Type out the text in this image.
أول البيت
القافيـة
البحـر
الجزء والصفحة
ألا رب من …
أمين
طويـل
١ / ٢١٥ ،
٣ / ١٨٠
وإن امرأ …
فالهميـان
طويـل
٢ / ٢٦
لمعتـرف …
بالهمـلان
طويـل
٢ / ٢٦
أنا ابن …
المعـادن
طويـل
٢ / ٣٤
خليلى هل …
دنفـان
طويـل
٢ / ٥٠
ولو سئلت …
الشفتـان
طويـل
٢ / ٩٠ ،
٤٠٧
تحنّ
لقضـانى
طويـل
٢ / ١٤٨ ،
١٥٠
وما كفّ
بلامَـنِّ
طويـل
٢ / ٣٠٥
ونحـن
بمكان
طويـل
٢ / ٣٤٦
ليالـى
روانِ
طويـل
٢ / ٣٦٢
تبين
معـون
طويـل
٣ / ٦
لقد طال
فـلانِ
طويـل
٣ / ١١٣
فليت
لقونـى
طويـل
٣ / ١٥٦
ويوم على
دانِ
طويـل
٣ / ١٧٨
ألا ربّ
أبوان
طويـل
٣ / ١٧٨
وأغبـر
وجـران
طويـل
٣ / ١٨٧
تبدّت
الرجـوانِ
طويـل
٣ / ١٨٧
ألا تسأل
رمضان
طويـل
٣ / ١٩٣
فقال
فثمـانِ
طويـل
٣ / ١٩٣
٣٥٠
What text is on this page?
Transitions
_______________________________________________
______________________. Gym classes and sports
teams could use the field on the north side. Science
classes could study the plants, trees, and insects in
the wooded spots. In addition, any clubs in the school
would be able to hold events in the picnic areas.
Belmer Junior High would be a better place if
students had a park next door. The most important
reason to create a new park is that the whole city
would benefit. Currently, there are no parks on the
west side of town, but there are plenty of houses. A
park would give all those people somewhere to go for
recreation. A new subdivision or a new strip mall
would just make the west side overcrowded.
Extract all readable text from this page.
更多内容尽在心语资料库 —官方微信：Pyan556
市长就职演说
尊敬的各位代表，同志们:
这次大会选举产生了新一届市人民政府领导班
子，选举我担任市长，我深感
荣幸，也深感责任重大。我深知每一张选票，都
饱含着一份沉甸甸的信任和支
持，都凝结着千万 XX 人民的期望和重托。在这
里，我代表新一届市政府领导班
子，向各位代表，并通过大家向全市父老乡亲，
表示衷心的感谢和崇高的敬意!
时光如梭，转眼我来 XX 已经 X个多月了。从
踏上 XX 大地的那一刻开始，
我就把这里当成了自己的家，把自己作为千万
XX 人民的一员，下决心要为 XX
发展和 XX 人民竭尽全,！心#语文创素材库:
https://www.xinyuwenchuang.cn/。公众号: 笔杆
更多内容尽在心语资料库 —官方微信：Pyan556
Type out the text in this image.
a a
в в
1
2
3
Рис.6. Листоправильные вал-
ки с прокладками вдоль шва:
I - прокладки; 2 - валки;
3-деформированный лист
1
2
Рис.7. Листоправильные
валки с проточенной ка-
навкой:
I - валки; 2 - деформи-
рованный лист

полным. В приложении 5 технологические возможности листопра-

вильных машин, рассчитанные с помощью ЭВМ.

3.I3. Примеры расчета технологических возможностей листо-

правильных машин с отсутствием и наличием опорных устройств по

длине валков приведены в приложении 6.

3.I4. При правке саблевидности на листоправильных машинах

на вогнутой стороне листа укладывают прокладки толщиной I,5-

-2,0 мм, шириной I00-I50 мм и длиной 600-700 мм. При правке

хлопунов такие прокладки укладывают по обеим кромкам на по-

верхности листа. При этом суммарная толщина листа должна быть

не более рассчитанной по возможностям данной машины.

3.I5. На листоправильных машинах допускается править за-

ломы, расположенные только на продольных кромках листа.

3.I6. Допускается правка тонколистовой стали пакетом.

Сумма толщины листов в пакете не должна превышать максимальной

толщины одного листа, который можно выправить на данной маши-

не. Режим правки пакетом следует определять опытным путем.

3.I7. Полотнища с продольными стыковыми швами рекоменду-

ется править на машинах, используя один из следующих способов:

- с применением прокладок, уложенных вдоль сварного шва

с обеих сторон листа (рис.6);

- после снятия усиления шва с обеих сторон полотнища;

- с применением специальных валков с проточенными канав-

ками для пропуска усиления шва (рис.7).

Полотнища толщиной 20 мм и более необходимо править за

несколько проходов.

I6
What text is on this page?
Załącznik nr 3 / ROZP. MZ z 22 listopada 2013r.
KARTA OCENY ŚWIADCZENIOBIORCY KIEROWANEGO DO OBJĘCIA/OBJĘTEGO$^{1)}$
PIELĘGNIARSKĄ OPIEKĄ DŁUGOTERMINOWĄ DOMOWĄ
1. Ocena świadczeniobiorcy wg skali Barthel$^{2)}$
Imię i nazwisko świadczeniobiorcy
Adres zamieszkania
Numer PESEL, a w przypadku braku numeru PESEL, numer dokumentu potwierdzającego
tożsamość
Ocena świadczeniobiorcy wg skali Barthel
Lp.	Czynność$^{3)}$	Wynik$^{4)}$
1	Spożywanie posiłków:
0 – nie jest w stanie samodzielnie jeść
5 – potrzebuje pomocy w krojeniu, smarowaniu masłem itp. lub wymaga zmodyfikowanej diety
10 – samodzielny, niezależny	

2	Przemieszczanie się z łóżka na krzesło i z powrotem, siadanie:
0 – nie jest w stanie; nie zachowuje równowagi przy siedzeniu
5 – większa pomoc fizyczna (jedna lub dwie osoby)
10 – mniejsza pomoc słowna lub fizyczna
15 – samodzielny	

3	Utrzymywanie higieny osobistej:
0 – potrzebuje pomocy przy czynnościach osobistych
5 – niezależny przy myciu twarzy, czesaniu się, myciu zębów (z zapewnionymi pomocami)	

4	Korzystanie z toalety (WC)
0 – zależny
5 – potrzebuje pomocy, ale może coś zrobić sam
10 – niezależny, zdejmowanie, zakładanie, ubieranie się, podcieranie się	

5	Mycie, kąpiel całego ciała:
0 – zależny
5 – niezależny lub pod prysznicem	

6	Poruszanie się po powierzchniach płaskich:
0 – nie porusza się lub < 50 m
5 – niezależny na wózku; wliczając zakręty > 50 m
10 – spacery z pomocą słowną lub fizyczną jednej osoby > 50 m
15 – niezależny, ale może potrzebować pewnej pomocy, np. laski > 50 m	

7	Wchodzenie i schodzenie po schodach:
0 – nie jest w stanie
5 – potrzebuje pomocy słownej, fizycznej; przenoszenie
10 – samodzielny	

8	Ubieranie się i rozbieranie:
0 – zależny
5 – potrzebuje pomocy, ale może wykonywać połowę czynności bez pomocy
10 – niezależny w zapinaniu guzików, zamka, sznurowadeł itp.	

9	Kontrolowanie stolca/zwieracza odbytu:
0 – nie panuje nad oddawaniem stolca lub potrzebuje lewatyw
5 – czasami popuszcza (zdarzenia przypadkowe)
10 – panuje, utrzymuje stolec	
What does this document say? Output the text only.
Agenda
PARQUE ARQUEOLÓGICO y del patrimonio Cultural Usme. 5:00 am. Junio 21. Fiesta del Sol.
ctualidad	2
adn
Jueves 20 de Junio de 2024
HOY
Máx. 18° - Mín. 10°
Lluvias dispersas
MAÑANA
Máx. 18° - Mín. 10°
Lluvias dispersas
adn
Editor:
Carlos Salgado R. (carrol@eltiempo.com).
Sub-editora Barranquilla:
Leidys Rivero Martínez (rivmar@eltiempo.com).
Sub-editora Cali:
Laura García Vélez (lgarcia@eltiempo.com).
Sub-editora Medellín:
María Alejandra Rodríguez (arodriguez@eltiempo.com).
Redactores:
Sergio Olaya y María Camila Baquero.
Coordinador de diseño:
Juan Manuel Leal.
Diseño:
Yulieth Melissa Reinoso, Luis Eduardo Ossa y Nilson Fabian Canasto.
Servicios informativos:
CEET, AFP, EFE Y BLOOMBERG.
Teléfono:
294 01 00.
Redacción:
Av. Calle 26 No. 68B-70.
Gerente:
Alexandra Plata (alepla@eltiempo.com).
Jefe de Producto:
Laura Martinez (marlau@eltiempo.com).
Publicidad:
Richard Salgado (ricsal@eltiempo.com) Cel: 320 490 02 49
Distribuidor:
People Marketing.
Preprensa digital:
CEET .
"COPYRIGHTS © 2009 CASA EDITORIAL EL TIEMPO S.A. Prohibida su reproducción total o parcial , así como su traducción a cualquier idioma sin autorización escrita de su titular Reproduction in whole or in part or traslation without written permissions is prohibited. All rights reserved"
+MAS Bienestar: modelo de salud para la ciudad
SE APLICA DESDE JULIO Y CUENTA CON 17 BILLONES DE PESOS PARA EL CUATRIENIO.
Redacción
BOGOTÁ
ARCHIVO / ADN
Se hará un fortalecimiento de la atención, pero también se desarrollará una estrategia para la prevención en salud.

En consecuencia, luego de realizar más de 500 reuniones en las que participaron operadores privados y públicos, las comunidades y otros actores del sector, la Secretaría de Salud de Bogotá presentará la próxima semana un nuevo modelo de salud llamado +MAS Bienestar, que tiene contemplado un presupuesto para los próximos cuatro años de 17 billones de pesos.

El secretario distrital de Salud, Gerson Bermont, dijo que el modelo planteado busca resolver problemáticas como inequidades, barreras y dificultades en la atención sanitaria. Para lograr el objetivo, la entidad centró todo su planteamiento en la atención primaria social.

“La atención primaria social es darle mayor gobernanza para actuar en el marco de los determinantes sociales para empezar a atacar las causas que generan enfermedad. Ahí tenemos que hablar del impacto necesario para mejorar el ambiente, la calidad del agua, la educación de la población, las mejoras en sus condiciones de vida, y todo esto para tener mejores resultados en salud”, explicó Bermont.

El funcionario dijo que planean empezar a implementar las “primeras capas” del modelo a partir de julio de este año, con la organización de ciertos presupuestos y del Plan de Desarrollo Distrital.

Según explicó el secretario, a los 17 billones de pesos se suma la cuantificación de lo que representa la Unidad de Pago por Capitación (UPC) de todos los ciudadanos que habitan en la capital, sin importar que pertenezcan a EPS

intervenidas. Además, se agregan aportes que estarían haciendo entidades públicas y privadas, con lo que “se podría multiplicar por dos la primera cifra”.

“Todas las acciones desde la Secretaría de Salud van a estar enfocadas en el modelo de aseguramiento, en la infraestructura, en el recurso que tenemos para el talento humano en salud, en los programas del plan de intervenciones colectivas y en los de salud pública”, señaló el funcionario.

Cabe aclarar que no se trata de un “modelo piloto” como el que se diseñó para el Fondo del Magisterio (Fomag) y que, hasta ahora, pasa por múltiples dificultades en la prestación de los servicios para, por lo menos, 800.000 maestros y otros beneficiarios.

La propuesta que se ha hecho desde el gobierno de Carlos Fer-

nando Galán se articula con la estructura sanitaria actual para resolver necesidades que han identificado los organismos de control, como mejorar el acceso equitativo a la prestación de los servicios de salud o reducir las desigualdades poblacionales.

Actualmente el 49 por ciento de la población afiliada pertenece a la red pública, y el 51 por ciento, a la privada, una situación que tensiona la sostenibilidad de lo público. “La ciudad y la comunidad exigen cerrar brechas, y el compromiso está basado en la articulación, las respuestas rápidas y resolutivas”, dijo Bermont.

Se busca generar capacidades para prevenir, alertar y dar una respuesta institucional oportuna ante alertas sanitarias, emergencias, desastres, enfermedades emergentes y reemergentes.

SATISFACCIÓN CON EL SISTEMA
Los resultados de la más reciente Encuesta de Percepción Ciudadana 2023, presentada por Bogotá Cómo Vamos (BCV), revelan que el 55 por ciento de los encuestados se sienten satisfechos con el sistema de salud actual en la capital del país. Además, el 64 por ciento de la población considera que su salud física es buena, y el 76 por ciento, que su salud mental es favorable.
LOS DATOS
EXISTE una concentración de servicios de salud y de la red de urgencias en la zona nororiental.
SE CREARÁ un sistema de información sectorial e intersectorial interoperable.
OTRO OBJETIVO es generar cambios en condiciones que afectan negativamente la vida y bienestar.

+-------+

_The task_:
Which lines hold the string "пакетом"? List them all.

_Result of the exercise_:
3.I6. Допускается правка тонколистовой стали пакетом.
не. Режим правки пакетом следует определять опытным путем.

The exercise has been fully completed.